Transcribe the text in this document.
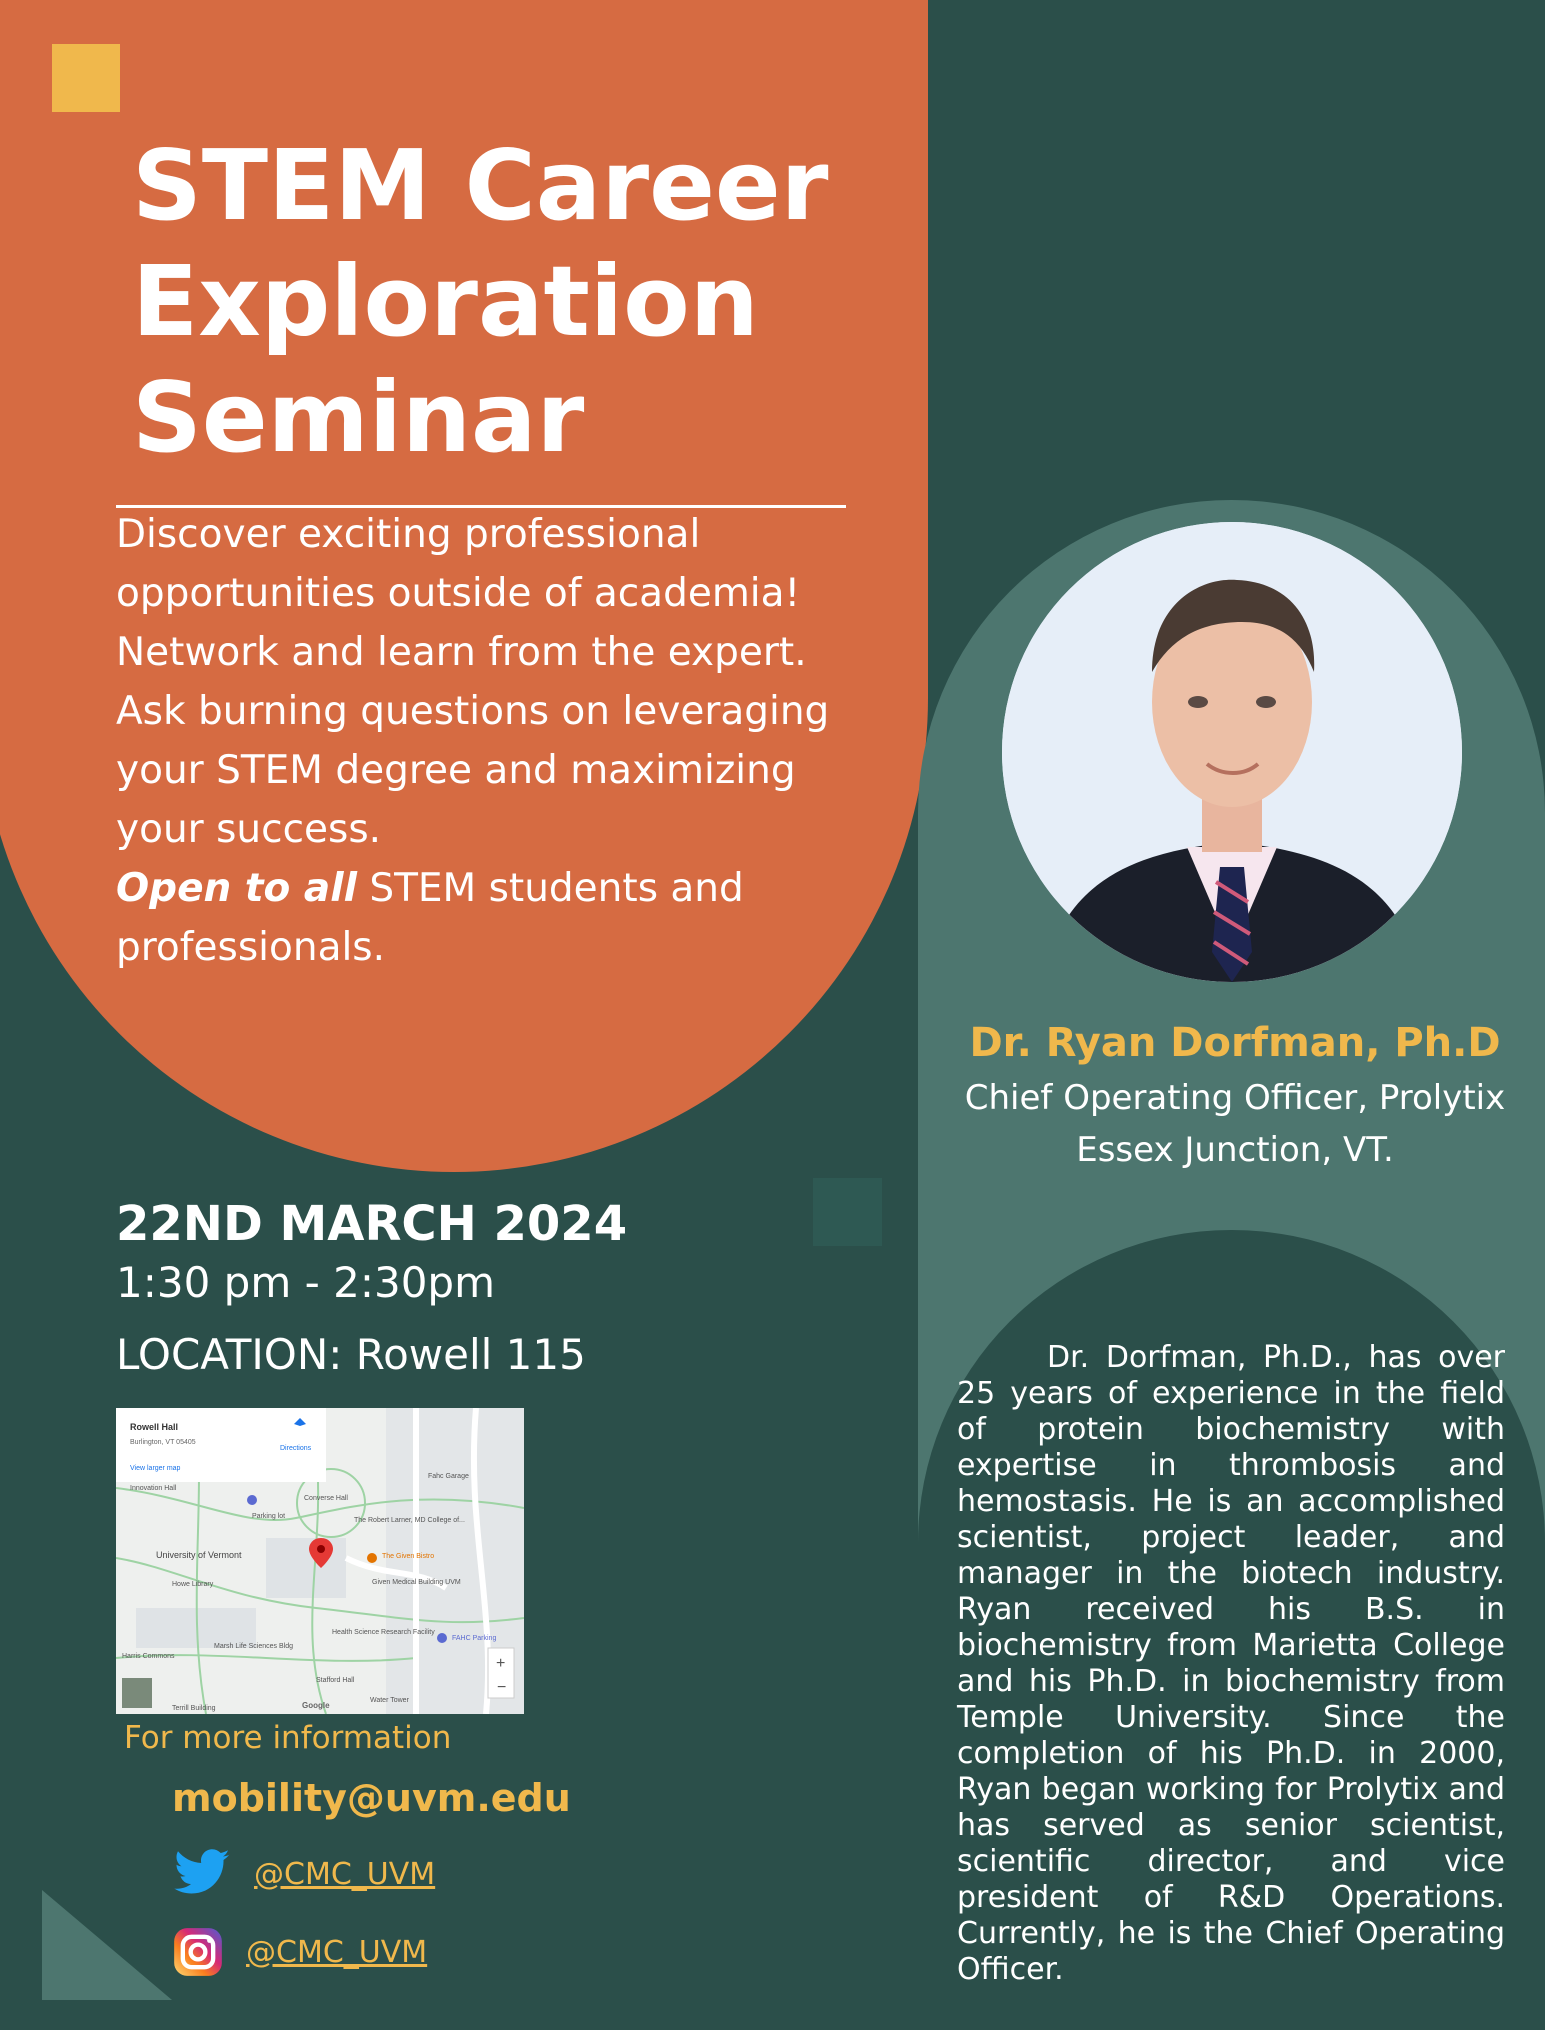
STEM Career Exploration Seminar
Discover exciting professional opportunities outside of academia! Network and learn from the expert. Ask burning questions on leveraging your STEM degree and maximizing your success.
Open to all STEM students and professionals.
22ND MARCH 2024
1:30 pm - 2:30pm
LOCATION: Rowell 115
Rowell Hall
Burlington, VT 05405
View larger map
Directions
Innovation Hall
University of Vermont
Howe Library
Parking lot
Converse Hall
The Robert Larner, MD College of...
The Given Bistro
Given Medical Building UVM
Health Science Research Facility
Marsh Life Sciences Bldg
Stafford Hall
FAHC Parking
Fahc Garage
Harris Commons
Terrill Building
Water Tower
+
−
Google
For more information
mobility@uvm.edu
@CMC_UVM
@CMC_UVM
Dr. Ryan Dorfman, Ph.D
Chief Operating Officer, Prolytix
Essex Junction, VT.
Dr. Dorfman, Ph.D., has over 25 years of experience in the field of protein biochemistry with expertise in thrombosis and hemostasis. He is an accomplished scientist, project leader, and manager in the biotech industry. Ryan received his B.S. in biochemistry from Marietta College and his Ph.D. in biochemistry from Temple University. Since the completion of his Ph.D. in 2000, Ryan began working for Prolytix and has served as senior scientist, scientific director, and vice president of R&D Operations. Currently, he is the Chief Operating Officer.
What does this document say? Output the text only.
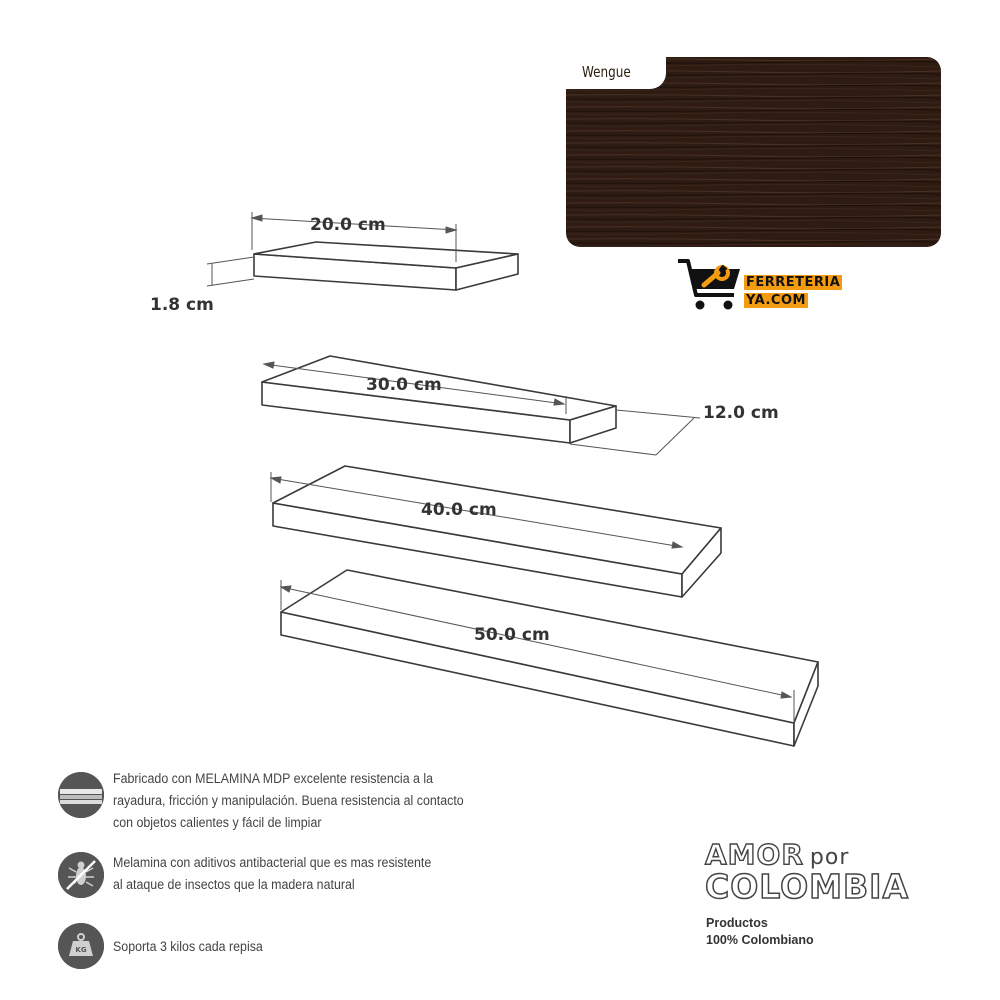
Wengue
FERRETERIA
YA.COM
20.0 cm
1.8 cm
30.0 cm
12.0 cm
40.0 cm
50.0 cm
Fabricado con MELAMINA MDP excelente resistencia a la
rayadura, fricción y manipulación. Buena resistencia al contacto
con objetos calientes y fácil de limpiar
Melamina con aditivos antibacterial que es mas resistente
al ataque de insectos que la madera natural
KG Soporta 3 kilos cada repisa
AMOR por
COLOMBIA
Productos
100% Colombiano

****

Would you set down every line of the data above exactly, skipping the pictures?

Transcribe the text in this document.
STEM Career Exploration Seminar
Discover exciting professional opportunities outside of academia! Network and learn from the expert. Ask burning questions on leveraging your STEM degree and maximizing your success.
Open to all STEM students and professionals.
22ND MARCH 2024
1:30 pm - 2:30pm
LOCATION: Rowell 115
Rowell Hall
Burlington, VT 05405
View larger map
Directions
Innovation Hall
University of Vermont
Howe Library
Parking lot
Converse Hall
The Robert Larner, MD College of...
The Given Bistro
Given Medical Building UVM
Health Science Research Facility
Marsh Life Sciences Bldg
Stafford Hall
FAHC Parking
Fahc Garage
Harris Commons
Terrill Building
Water Tower
+
−
Google
For more information
mobility@uvm.edu
@CMC_UVM
@CMC_UVM
Dr. Ryan Dorfman, Ph.D
Chief Operating Officer, Prolytix
Essex Junction, VT.
Dr. Dorfman, Ph.D., has over 25 years of experience in the field of protein biochemistry with expertise in thrombosis and hemostasis. He is an accomplished scientist, project leader, and manager in the biotech industry. Ryan received his B.S. in biochemistry from Marietta College and his Ph.D. in biochemistry from Temple University. Since the completion of his Ph.D. in 2000, Ryan began working for Prolytix and has served as senior scientist, scientific director, and vice president of R&D Operations. Currently, he is the Chief Operating Officer.
What does this document say? Output the text only.
Wengue
FERRETERIA
YA.COM
20.0 cm
1.8 cm
30.0 cm
12.0 cm
40.0 cm
50.0 cm
Fabricado con MELAMINA MDP excelente resistencia a la
rayadura, fricción y manipulación. Buena resistencia al contacto
con objetos calientes y fácil de limpiar
Melamina con aditivos antibacterial que es mas resistente
al ataque de insectos que la madera natural
KG Soporta 3 kilos cada repisa
AMOR por
COLOMBIA
Productos
100% Colombiano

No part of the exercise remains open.